[TASK TO COMPLETE]: Write out every entry exactly as it appears.

★ ★ ★ ★ ★

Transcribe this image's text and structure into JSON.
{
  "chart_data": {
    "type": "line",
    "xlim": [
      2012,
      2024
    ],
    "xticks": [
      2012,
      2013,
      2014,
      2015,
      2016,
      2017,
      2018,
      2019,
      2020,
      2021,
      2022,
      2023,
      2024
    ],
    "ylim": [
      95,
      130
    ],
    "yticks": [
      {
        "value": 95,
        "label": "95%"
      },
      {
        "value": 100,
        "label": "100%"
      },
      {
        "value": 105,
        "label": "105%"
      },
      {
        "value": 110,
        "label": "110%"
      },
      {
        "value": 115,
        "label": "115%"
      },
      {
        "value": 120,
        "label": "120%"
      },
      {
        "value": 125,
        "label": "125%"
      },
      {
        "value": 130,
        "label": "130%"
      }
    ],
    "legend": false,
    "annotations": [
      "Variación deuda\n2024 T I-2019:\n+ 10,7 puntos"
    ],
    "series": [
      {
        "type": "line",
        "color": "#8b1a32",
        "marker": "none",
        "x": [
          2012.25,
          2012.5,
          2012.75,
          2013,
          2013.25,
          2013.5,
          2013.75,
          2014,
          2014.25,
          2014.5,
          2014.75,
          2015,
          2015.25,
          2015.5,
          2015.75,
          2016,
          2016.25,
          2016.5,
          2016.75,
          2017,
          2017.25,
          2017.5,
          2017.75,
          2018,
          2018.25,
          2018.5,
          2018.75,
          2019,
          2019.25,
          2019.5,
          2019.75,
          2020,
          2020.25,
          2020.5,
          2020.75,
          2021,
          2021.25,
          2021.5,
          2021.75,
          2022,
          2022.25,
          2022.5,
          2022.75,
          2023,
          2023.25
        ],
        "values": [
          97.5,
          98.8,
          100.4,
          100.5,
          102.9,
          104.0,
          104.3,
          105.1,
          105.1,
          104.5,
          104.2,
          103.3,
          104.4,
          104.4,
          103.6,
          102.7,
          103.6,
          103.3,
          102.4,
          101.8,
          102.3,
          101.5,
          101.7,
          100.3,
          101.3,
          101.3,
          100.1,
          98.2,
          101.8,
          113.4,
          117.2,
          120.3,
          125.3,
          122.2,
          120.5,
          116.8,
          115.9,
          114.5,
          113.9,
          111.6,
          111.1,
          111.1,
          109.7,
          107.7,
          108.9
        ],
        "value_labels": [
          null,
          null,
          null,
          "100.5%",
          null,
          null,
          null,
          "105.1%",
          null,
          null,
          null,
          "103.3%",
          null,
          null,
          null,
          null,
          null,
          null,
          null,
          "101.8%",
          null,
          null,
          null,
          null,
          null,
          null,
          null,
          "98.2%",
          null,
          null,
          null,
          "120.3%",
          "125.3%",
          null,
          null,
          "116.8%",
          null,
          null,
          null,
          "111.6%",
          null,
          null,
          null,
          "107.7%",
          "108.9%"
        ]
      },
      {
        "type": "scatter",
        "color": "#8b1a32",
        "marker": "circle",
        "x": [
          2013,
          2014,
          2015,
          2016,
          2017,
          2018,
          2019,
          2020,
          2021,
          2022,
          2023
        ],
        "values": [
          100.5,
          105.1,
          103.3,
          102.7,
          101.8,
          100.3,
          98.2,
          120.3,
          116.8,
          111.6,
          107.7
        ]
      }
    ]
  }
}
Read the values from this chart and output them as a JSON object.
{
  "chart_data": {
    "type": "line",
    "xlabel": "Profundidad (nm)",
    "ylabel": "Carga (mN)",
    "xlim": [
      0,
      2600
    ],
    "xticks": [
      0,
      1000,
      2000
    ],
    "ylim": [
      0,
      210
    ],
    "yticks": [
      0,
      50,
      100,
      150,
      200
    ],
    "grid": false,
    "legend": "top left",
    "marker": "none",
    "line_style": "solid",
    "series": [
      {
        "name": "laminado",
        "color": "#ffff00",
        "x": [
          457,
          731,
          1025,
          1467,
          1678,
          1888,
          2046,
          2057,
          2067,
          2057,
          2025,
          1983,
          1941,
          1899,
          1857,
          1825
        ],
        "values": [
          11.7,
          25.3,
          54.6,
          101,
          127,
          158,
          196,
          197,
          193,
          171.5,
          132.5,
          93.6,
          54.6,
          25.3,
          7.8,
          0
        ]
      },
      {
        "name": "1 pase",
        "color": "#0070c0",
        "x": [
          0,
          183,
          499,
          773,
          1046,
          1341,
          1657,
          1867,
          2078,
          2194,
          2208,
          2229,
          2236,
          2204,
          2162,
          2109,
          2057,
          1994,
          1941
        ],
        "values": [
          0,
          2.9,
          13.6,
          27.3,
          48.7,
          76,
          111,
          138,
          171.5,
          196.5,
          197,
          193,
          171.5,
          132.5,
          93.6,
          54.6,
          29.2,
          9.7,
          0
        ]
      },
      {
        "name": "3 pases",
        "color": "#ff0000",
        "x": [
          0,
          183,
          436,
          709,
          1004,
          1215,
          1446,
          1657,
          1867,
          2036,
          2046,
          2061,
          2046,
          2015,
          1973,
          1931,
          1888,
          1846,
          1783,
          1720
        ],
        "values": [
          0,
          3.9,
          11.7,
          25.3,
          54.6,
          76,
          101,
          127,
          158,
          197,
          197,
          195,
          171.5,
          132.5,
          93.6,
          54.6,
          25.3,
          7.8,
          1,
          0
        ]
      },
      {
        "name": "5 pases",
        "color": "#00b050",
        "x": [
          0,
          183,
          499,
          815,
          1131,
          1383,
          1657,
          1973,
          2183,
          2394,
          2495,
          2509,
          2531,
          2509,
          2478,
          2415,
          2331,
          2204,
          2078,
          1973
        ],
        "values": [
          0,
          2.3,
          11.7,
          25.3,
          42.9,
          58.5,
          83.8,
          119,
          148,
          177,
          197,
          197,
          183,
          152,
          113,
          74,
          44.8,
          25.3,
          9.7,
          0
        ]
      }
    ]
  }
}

★ ★ ★ ★ ★

[RESULT OF THE EXERCISE]:
Transcribe this image's text and structure into JSON.
{
  "chart_data": {
    "type": "line",
    "xlim": [
      2012,
      2024
    ],
    "xticks": [
      2012,
      2013,
      2014,
      2015,
      2016,
      2017,
      2018,
      2019,
      2020,
      2021,
      2022,
      2023,
      2024
    ],
    "ylim": [
      95,
      130
    ],
    "yticks": [
      {
        "value": 95,
        "label": "95%"
      },
      {
        "value": 100,
        "label": "100%"
      },
      {
        "value": 105,
        "label": "105%"
      },
      {
        "value": 110,
        "label": "110%"
      },
      {
        "value": 115,
        "label": "115%"
      },
      {
        "value": 120,
        "label": "120%"
      },
      {
        "value": 125,
        "label": "125%"
      },
      {
        "value": 130,
        "label": "130%"
      }
    ],
    "legend": false,
    "annotations": [
      "Variación deuda\n2024 T I-2019:\n+ 10,7 puntos"
    ],
    "series": [
      {
        "type": "line",
        "color": "#8b1a32",
        "marker": "none",
        "x": [
          2012.25,
          2012.5,
          2012.75,
          2013,
          2013.25,
          2013.5,
          2013.75,
          2014,
          2014.25,
          2014.5,
          2014.75,
          2015,
          2015.25,
          2015.5,
          2015.75,
          2016,
          2016.25,
          2016.5,
          2016.75,
          2017,
          2017.25,
          2017.5,
          2017.75,
          2018,
          2018.25,
          2018.5,
          2018.75,
          2019,
          2019.25,
          2019.5,
          2019.75,
          2020,
          2020.25,
          2020.5,
          2020.75,
          2021,
          2021.25,
          2021.5,
          2021.75,
          2022,
          2022.25,
          2022.5,
          2022.75,
          2023,
          2023.25
        ],
        "values": [
          97.5,
          98.8,
          100.4,
          100.5,
          102.9,
          104.0,
          104.3,
          105.1,
          105.1,
          104.5,
          104.2,
          103.3,
          104.4,
          104.4,
          103.6,
          102.7,
          103.6,
          103.3,
          102.4,
          101.8,
          102.3,
          101.5,
          101.7,
          100.3,
          101.3,
          101.3,
          100.1,
          98.2,
          101.8,
          113.4,
          117.2,
          120.3,
          125.3,
          122.2,
          120.5,
          116.8,
          115.9,
          114.5,
          113.9,
          111.6,
          111.1,
          111.1,
          109.7,
          107.7,
          108.9
        ],
        "value_labels": [
          null,
          null,
          null,
          "100.5%",
          null,
          null,
          null,
          "105.1%",
          null,
          null,
          null,
          "103.3%",
          null,
          null,
          null,
          null,
          null,
          null,
          null,
          "101.8%",
          null,
          null,
          null,
          null,
          null,
          null,
          null,
          "98.2%",
          null,
          null,
          null,
          "120.3%",
          "125.3%",
          null,
          null,
          "116.8%",
          null,
          null,
          null,
          "111.6%",
          null,
          null,
          null,
          "107.7%",
          "108.9%"
        ]
      },
      {
        "type": "scatter",
        "color": "#8b1a32",
        "marker": "circle",
        "x": [
          2013,
          2014,
          2015,
          2016,
          2017,
          2018,
          2019,
          2020,
          2021,
          2022,
          2023
        ],
        "values": [
          100.5,
          105.1,
          103.3,
          102.7,
          101.8,
          100.3,
          98.2,
          120.3,
          116.8,
          111.6,
          107.7
        ]
      }
    ]
  }
}
Read the values from this chart and output them as a JSON object.
{
  "chart_data": {
    "type": "line",
    "xlabel": "Profundidad (nm)",
    "ylabel": "Carga (mN)",
    "xlim": [
      0,
      2600
    ],
    "xticks": [
      0,
      1000,
      2000
    ],
    "ylim": [
      0,
      210
    ],
    "yticks": [
      0,
      50,
      100,
      150,
      200
    ],
    "grid": false,
    "legend": "top left",
    "marker": "none",
    "line_style": "solid",
    "series": [
      {
        "name": "laminado",
        "color": "#ffff00",
        "x": [
          457,
          731,
          1025,
          1467,
          1678,
          1888,
          2046,
          2057,
          2067,
          2057,
          2025,
          1983,
          1941,
          1899,
          1857,
          1825
        ],
        "values": [
          11.7,
          25.3,
          54.6,
          101,
          127,
          158,
          196,
          197,
          193,
          171.5,
          132.5,
          93.6,
          54.6,
          25.3,
          7.8,
          0
        ]
      },
      {
        "name": "1 pase",
        "color": "#0070c0",
        "x": [
          0,
          183,
          499,
          773,
          1046,
          1341,
          1657,
          1867,
          2078,
          2194,
          2208,
          2229,
          2236,
          2204,
          2162,
          2109,
          2057,
          1994,
          1941
        ],
        "values": [
          0,
          2.9,
          13.6,
          27.3,
          48.7,
          76,
          111,
          138,
          171.5,
          196.5,
          197,
          193,
          171.5,
          132.5,
          93.6,
          54.6,
          29.2,
          9.7,
          0
        ]
      },
      {
        "name": "3 pases",
        "color": "#ff0000",
        "x": [
          0,
          183,
          436,
          709,
          1004,
          1215,
          1446,
          1657,
          1867,
          2036,
          2046,
          2061,
          2046,
          2015,
          1973,
          1931,
          1888,
          1846,
          1783,
          1720
        ],
        "values": [
          0,
          3.9,
          11.7,
          25.3,
          54.6,
          76,
          101,
          127,
          158,
          197,
          197,
          195,
          171.5,
          132.5,
          93.6,
          54.6,
          25.3,
          7.8,
          1,
          0
        ]
      },
      {
        "name": "5 pases",
        "color": "#00b050",
        "x": [
          0,
          183,
          499,
          815,
          1131,
          1383,
          1657,
          1973,
          2183,
          2394,
          2495,
          2509,
          2531,
          2509,
          2478,
          2415,
          2331,
          2204,
          2078,
          1973
        ],
        "values": [
          0,
          2.3,
          11.7,
          25.3,
          42.9,
          58.5,
          83.8,
          119,
          148,
          177,
          197,
          197,
          183,
          152,
          113,
          74,
          44.8,
          25.3,
          9.7,
          0
        ]
      }
    ]
  }
}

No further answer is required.